*TASK DESCRIPTION:* Lines holding the string "industries" are the ones to copy; find them all in the data.

*AVAILABLE RECORDS:*
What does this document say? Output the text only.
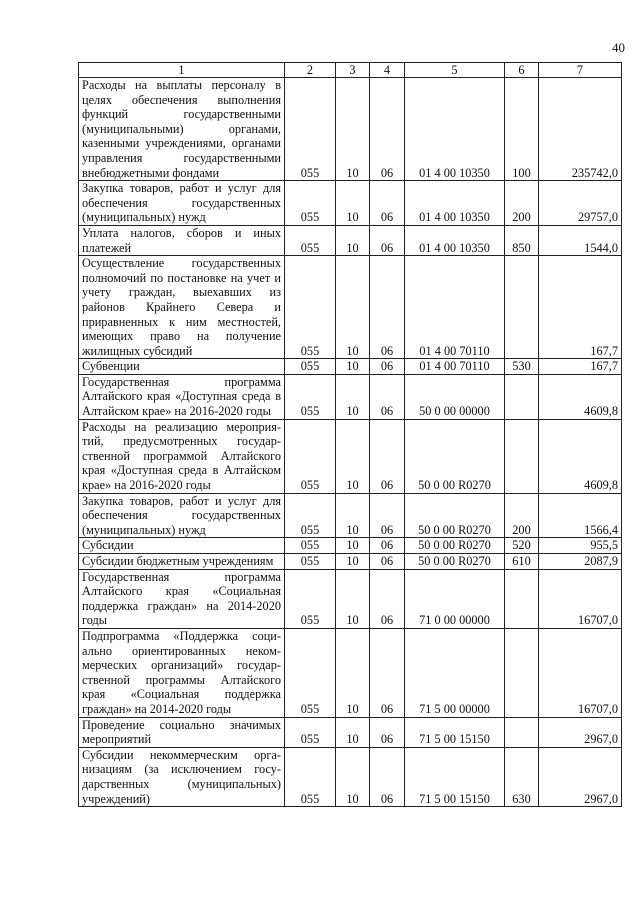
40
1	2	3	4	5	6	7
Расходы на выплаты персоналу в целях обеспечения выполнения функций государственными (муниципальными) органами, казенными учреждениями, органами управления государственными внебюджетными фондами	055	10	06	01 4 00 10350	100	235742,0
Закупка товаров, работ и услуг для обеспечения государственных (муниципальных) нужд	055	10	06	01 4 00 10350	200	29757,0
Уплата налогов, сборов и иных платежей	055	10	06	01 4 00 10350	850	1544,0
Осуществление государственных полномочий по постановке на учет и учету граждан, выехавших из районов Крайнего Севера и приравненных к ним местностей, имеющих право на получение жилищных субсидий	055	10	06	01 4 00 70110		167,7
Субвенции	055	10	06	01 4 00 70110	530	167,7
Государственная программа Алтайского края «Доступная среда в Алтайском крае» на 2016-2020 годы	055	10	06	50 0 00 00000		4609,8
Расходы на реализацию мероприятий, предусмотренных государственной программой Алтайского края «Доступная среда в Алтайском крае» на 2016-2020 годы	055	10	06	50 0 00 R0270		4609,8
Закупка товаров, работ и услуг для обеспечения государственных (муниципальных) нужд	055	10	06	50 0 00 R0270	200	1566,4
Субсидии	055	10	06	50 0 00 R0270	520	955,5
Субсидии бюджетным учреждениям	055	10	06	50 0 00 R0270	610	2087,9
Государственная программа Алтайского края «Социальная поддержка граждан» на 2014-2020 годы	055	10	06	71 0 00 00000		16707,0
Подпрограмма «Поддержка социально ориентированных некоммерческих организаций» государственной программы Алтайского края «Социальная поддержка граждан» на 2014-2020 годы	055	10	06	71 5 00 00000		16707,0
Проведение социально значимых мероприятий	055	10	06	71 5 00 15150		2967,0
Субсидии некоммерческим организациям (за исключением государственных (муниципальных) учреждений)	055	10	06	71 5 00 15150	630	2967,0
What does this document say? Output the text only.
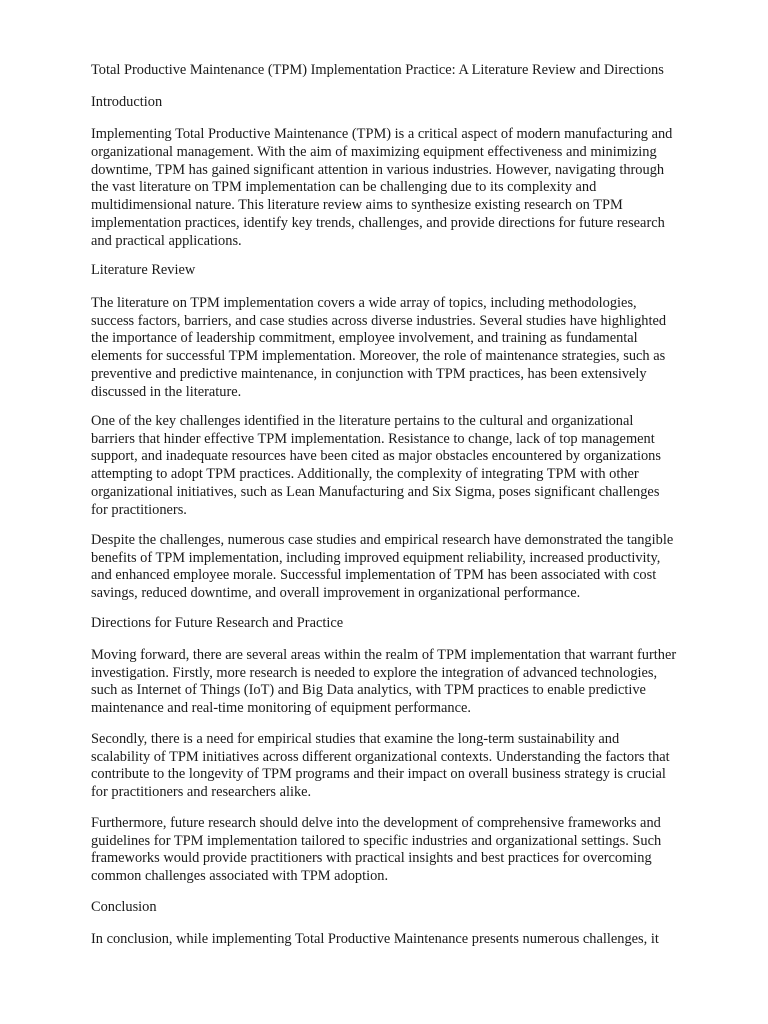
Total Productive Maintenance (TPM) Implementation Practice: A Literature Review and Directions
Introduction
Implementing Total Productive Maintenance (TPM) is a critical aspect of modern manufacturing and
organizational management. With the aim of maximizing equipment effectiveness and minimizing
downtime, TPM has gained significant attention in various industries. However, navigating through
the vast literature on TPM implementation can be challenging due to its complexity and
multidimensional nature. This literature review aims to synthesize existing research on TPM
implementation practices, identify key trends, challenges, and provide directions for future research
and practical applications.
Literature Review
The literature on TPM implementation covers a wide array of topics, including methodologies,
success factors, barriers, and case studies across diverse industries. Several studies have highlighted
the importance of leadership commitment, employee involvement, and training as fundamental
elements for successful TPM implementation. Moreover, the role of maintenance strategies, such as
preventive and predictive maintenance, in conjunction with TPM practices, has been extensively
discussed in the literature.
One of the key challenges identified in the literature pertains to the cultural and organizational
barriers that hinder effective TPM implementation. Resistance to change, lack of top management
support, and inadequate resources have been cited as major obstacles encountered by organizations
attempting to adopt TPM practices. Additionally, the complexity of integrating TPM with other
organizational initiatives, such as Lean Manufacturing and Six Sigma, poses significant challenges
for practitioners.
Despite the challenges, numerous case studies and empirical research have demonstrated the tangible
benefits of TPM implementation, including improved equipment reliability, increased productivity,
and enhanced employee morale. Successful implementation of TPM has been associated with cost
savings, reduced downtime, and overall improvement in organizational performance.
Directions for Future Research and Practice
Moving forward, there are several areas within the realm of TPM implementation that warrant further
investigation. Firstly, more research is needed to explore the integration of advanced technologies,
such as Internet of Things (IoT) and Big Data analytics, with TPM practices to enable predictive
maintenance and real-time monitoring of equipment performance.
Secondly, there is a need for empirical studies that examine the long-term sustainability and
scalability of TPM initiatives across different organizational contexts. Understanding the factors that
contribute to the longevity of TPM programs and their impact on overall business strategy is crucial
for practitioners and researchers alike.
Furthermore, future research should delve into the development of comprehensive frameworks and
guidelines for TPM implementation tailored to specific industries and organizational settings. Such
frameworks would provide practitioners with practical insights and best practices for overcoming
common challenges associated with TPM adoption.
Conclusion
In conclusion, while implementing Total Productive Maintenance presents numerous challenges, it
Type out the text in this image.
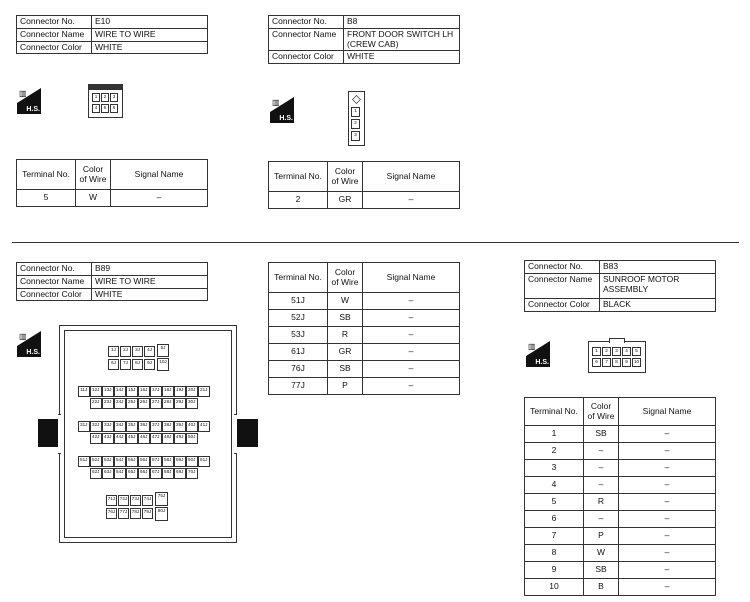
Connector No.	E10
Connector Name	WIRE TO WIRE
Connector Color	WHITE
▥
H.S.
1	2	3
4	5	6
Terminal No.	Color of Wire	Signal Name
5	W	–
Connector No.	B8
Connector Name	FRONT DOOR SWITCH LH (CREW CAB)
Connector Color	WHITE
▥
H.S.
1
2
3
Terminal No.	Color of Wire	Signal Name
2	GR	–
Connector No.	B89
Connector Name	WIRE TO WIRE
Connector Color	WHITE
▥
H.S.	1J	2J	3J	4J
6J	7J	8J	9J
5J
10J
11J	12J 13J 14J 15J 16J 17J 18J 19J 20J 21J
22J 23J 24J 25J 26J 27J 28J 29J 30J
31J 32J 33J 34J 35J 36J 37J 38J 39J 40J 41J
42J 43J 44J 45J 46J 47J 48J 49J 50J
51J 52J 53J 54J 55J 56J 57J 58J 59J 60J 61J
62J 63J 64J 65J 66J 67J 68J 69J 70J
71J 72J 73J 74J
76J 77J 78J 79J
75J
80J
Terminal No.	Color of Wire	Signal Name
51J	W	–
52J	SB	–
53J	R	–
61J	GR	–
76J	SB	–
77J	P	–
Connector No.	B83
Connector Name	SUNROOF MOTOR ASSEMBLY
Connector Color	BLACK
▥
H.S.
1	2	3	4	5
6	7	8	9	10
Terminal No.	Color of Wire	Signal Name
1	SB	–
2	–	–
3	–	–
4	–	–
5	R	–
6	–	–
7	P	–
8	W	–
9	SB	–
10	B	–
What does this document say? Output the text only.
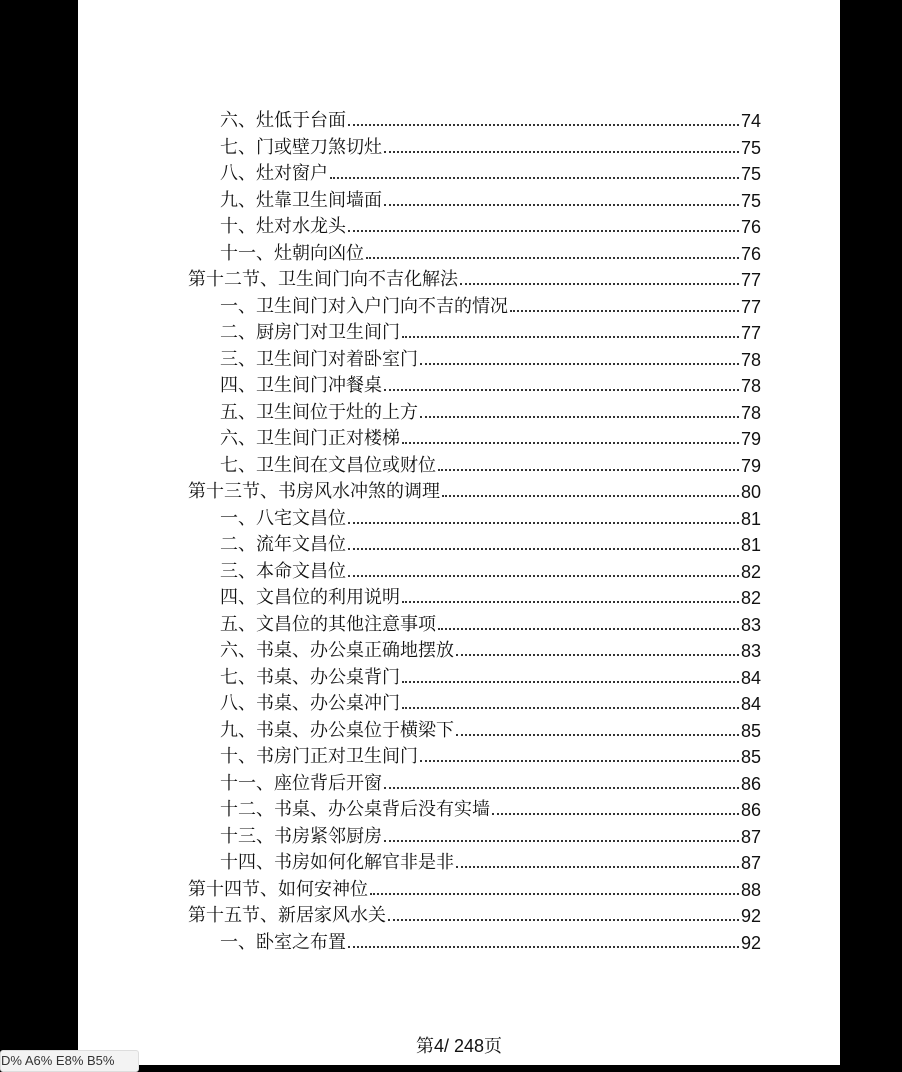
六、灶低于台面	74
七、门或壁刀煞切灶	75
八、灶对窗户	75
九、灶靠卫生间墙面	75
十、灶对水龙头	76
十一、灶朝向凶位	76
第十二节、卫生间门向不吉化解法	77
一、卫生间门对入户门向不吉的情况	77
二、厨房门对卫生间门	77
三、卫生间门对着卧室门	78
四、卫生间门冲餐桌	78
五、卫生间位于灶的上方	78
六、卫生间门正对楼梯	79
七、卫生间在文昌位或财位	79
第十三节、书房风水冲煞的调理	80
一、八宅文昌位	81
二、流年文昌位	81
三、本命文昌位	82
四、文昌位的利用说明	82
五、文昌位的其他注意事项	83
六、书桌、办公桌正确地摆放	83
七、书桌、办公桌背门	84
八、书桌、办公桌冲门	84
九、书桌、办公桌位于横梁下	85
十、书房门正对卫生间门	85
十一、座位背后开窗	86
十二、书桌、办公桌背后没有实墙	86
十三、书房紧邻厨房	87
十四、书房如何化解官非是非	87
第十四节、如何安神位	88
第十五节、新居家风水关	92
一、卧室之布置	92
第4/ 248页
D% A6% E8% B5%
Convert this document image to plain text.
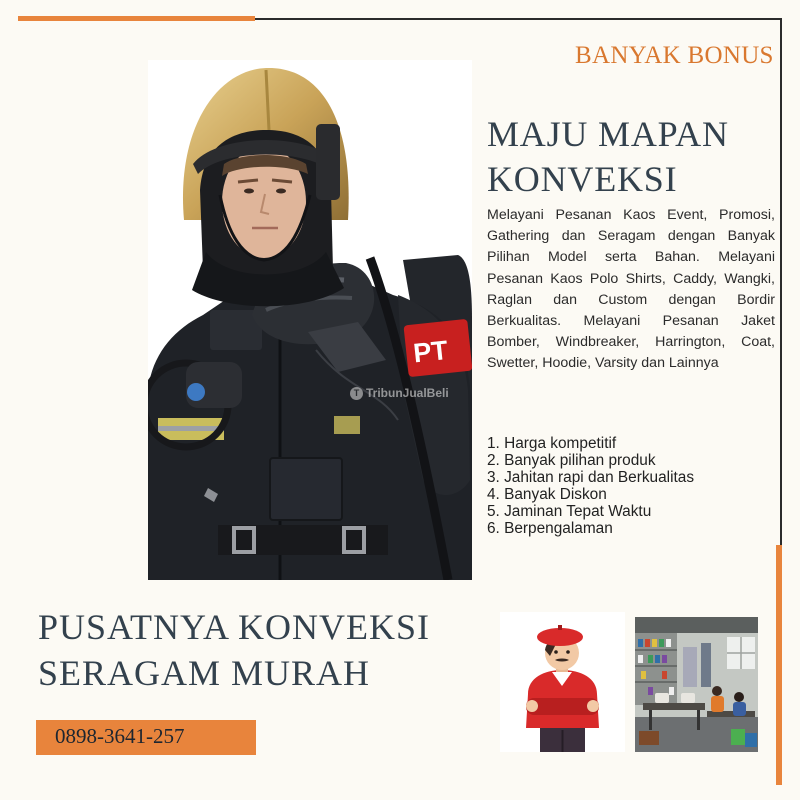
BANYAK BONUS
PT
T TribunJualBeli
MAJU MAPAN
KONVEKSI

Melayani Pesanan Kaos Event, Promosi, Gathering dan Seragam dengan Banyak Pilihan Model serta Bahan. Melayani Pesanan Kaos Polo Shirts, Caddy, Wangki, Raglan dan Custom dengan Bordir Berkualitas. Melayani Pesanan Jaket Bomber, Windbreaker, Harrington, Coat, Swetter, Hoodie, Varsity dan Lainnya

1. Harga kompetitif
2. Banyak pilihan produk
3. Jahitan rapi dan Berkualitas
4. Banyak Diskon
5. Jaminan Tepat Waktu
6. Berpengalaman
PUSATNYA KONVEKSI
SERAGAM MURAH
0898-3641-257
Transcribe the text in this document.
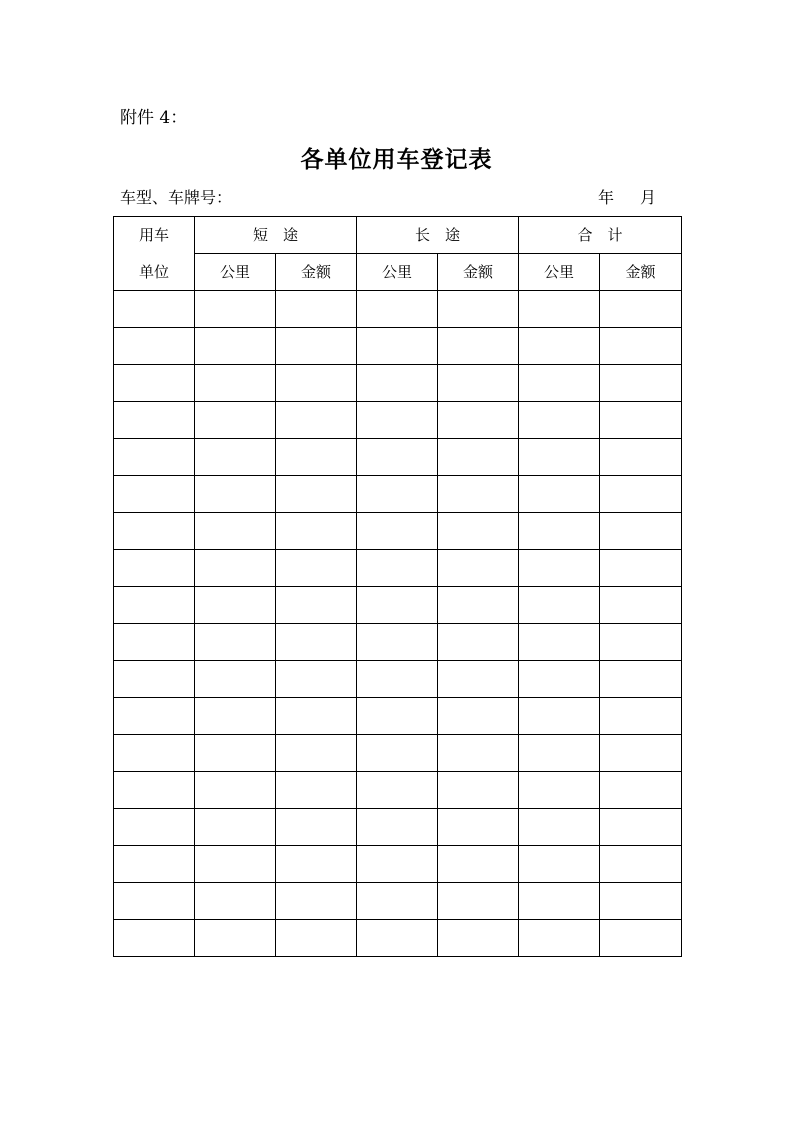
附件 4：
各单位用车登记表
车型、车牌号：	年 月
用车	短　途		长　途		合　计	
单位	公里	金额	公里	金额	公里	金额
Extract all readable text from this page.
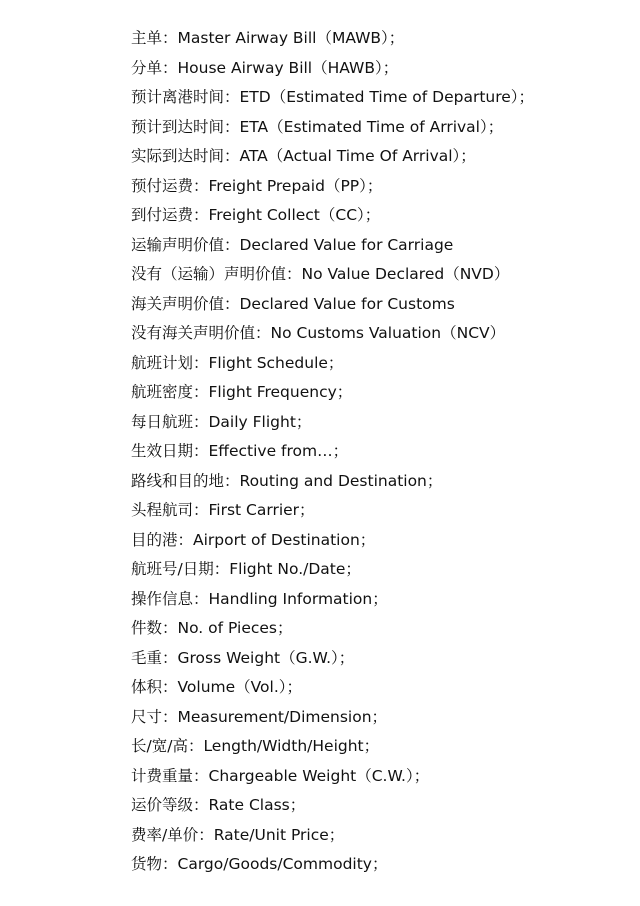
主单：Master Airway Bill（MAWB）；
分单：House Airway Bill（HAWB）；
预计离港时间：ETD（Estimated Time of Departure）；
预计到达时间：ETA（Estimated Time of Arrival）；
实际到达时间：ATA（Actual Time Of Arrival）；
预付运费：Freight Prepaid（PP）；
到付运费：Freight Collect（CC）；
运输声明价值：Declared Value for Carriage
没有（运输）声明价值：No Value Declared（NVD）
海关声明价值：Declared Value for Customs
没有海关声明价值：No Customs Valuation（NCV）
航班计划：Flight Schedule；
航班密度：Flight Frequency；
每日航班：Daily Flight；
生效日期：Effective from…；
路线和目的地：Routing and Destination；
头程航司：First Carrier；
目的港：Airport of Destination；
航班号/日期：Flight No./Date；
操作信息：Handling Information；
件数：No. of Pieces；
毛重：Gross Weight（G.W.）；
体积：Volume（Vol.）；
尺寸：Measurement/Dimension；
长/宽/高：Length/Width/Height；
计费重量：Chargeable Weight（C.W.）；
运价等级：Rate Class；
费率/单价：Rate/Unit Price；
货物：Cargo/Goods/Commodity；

*THE OUTPUT:*
downtime, TPM has gained significant attention in various industries. However, navigating through
success factors, barriers, and case studies across diverse industries. Several studies have highlighted
guidelines for TPM implementation tailored to specific industries and organizational settings. Such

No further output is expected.